#### Your instructions:
Single out the lines that include the word "electrical". Copy them.

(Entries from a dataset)

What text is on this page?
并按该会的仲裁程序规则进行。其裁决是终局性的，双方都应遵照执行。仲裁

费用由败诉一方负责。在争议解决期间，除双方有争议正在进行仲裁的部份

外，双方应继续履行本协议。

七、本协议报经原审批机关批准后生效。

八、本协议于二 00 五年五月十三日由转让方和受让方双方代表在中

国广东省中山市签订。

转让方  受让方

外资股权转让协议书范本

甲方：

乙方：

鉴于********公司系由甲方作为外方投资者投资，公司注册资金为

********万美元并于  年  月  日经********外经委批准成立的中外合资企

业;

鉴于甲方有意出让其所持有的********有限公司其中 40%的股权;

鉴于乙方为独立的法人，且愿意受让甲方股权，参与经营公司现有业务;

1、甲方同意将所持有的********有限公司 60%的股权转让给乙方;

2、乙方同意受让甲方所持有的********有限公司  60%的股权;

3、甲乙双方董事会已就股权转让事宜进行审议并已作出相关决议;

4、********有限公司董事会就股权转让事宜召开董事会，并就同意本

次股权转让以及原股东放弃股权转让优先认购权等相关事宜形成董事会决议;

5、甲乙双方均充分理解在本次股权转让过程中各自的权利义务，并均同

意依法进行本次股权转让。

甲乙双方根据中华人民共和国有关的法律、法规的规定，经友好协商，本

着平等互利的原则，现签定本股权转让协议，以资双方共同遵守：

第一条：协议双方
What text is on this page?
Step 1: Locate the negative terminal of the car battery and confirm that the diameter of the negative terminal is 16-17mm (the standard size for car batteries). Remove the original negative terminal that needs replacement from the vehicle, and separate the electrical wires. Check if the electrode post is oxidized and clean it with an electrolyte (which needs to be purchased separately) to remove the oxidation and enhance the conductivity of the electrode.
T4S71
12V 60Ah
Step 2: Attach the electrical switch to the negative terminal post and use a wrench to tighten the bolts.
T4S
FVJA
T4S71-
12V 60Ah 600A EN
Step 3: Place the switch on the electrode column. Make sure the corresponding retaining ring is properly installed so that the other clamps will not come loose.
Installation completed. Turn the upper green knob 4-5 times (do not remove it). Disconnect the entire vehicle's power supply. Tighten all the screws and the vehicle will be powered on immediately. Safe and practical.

#### Solution to the problem:
Step 1: Locate the negative terminal of the car battery and confirm that the diameter of the negative terminal is 16-17mm (the standard size for car batteries). Remove the original negative terminal that needs replacement from the vehicle, and separate the electrical wires. Check if the electrode post is oxidized and clean it with an electrolyte (which needs to be purchased separately) to remove the oxidation and enhance the conductivity of the electrode.
Step 2: Attach the electrical switch to the negative terminal post and use a wrench to tighten the bolts.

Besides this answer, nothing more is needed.